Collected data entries
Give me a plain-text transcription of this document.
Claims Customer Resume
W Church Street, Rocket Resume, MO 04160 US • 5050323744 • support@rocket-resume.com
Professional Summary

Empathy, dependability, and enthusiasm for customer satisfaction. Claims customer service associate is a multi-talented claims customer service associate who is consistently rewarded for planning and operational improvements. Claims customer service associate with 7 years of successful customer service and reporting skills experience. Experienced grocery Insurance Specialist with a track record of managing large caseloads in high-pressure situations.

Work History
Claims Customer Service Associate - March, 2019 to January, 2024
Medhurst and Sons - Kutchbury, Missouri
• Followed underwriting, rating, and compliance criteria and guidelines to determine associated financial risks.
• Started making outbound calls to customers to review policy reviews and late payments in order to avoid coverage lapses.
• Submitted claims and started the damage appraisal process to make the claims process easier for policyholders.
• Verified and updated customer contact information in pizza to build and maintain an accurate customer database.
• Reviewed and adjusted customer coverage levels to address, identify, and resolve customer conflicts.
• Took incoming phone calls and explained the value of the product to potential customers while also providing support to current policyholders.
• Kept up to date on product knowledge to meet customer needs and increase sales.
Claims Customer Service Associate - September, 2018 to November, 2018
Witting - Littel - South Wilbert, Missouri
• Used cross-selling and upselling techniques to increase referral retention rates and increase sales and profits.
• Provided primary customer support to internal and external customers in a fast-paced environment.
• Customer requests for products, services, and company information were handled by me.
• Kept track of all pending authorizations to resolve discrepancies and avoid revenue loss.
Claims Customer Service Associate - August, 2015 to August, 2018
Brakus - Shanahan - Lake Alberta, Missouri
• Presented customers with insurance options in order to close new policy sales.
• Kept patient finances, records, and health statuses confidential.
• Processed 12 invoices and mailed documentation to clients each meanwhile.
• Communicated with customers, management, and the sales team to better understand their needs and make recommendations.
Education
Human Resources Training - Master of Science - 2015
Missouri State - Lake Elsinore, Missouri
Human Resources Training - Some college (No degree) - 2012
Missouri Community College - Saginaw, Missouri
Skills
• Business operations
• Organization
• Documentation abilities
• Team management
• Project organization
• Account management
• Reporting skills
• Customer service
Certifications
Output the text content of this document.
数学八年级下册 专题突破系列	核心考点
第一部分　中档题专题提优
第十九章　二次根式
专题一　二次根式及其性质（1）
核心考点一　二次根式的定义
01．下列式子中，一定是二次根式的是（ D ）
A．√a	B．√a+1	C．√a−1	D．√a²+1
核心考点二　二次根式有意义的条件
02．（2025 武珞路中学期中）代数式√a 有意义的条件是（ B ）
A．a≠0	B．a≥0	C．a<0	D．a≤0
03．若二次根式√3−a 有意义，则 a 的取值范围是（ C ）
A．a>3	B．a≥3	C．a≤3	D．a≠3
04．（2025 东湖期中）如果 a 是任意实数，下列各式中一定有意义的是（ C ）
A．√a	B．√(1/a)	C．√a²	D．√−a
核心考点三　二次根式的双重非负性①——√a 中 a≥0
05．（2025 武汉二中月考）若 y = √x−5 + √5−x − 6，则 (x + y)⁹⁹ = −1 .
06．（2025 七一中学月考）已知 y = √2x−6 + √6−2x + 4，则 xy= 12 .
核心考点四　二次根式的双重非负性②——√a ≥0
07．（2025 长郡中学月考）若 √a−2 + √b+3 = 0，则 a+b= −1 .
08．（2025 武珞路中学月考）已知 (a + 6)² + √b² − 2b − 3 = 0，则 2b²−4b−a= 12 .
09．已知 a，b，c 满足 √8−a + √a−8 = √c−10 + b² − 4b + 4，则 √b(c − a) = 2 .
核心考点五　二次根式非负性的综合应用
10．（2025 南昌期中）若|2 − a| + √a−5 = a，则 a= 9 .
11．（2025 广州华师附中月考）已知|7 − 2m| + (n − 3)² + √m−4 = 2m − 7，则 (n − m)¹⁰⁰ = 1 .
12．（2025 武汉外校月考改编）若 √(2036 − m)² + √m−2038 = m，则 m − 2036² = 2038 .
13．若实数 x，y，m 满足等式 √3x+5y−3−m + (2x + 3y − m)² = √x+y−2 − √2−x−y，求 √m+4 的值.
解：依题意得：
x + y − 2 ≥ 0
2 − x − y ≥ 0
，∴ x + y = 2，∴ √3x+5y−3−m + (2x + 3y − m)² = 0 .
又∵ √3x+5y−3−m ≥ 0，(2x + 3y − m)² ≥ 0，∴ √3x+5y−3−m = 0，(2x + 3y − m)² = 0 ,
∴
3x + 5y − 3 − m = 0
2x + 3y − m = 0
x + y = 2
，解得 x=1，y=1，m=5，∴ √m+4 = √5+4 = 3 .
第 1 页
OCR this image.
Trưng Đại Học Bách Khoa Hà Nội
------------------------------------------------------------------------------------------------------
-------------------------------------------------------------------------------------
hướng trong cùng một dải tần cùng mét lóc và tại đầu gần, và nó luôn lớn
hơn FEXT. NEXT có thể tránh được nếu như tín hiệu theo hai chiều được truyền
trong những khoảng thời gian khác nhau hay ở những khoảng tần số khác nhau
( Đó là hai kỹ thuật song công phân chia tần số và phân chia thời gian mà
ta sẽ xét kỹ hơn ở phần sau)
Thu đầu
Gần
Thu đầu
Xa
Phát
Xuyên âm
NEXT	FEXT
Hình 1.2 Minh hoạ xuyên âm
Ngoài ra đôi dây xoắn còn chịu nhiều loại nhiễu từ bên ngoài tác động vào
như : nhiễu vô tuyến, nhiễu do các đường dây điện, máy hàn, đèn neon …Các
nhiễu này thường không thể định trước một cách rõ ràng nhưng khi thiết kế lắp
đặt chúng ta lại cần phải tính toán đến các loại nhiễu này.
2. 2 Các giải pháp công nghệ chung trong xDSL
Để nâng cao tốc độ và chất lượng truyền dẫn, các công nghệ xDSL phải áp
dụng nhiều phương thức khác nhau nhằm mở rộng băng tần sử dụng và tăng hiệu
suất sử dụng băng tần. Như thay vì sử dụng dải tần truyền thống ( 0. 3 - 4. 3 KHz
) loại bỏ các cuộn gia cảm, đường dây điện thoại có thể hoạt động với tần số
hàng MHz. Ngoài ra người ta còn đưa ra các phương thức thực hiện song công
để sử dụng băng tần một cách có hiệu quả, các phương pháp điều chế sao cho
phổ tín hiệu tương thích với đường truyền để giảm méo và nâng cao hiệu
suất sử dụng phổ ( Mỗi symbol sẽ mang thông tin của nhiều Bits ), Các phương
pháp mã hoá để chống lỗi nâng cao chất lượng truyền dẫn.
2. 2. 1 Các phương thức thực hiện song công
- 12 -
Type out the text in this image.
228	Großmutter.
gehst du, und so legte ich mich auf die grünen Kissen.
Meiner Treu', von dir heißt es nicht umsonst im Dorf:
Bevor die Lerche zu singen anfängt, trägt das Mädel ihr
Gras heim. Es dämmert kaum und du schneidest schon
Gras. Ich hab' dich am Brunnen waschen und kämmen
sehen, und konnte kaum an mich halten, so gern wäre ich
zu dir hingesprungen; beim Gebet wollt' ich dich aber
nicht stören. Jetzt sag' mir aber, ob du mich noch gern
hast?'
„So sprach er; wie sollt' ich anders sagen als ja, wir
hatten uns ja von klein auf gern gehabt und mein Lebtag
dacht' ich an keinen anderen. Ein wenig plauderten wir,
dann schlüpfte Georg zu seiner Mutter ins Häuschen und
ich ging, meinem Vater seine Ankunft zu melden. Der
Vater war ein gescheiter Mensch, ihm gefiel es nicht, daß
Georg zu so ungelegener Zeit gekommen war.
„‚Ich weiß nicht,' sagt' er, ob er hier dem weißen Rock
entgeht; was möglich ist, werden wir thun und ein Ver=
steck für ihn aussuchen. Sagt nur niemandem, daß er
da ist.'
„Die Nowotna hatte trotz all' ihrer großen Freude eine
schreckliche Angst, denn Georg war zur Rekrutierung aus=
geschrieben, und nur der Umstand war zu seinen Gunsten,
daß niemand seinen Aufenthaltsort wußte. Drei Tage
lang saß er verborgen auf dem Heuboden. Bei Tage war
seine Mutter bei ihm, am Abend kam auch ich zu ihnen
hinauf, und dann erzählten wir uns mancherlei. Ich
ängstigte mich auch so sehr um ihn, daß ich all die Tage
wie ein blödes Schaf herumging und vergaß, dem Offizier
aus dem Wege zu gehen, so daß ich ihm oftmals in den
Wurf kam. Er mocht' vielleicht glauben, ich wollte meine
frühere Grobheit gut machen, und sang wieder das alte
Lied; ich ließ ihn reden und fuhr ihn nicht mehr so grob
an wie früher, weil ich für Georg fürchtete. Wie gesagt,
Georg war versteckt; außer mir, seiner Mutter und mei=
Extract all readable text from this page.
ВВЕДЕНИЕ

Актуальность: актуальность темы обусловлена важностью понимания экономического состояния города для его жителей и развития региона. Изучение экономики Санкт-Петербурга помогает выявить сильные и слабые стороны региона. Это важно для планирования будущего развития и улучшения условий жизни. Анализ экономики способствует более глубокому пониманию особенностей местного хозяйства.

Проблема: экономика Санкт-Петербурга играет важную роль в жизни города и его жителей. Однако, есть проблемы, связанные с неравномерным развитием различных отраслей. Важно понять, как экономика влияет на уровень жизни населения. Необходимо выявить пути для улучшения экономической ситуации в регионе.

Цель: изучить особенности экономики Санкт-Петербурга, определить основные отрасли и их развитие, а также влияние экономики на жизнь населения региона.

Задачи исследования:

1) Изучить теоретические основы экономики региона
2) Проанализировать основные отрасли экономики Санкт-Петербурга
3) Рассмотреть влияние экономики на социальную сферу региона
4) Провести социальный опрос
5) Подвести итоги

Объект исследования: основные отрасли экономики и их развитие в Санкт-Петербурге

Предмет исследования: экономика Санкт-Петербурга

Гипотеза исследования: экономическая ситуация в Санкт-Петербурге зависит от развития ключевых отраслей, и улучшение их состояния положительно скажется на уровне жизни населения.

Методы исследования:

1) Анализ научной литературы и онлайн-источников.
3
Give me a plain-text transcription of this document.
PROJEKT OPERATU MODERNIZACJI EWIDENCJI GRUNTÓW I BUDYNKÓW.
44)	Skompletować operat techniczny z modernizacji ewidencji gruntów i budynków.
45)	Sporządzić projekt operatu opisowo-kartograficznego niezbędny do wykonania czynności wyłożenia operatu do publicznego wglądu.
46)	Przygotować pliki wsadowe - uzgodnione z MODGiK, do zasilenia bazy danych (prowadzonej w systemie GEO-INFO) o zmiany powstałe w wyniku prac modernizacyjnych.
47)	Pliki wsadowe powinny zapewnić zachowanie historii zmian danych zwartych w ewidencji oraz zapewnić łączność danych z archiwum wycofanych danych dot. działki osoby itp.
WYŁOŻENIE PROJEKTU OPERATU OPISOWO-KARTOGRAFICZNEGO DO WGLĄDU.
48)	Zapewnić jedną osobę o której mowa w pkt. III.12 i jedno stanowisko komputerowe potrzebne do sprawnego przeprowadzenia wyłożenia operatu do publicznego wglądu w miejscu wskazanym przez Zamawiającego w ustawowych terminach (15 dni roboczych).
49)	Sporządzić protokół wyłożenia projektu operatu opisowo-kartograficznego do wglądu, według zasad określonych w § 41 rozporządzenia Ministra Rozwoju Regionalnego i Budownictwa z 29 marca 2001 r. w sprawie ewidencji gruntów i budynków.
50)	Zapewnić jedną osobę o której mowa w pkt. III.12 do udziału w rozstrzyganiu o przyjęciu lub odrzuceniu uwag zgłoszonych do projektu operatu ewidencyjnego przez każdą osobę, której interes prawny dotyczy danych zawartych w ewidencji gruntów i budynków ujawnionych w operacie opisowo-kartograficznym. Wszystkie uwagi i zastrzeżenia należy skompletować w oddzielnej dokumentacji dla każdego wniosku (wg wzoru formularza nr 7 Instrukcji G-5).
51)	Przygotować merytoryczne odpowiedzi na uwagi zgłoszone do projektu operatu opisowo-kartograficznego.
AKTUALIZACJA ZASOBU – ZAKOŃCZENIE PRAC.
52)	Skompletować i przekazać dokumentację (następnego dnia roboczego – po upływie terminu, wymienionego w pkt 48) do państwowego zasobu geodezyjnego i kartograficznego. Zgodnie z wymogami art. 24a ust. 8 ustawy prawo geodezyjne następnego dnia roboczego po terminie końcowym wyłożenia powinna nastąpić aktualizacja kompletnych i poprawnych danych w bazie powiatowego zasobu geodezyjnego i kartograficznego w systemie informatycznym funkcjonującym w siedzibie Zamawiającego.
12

- _SET TASK_: In the records above, how many lines include "dann"? Give that number and nothing more.

- _REPLY TO THE EXERCISE_: 2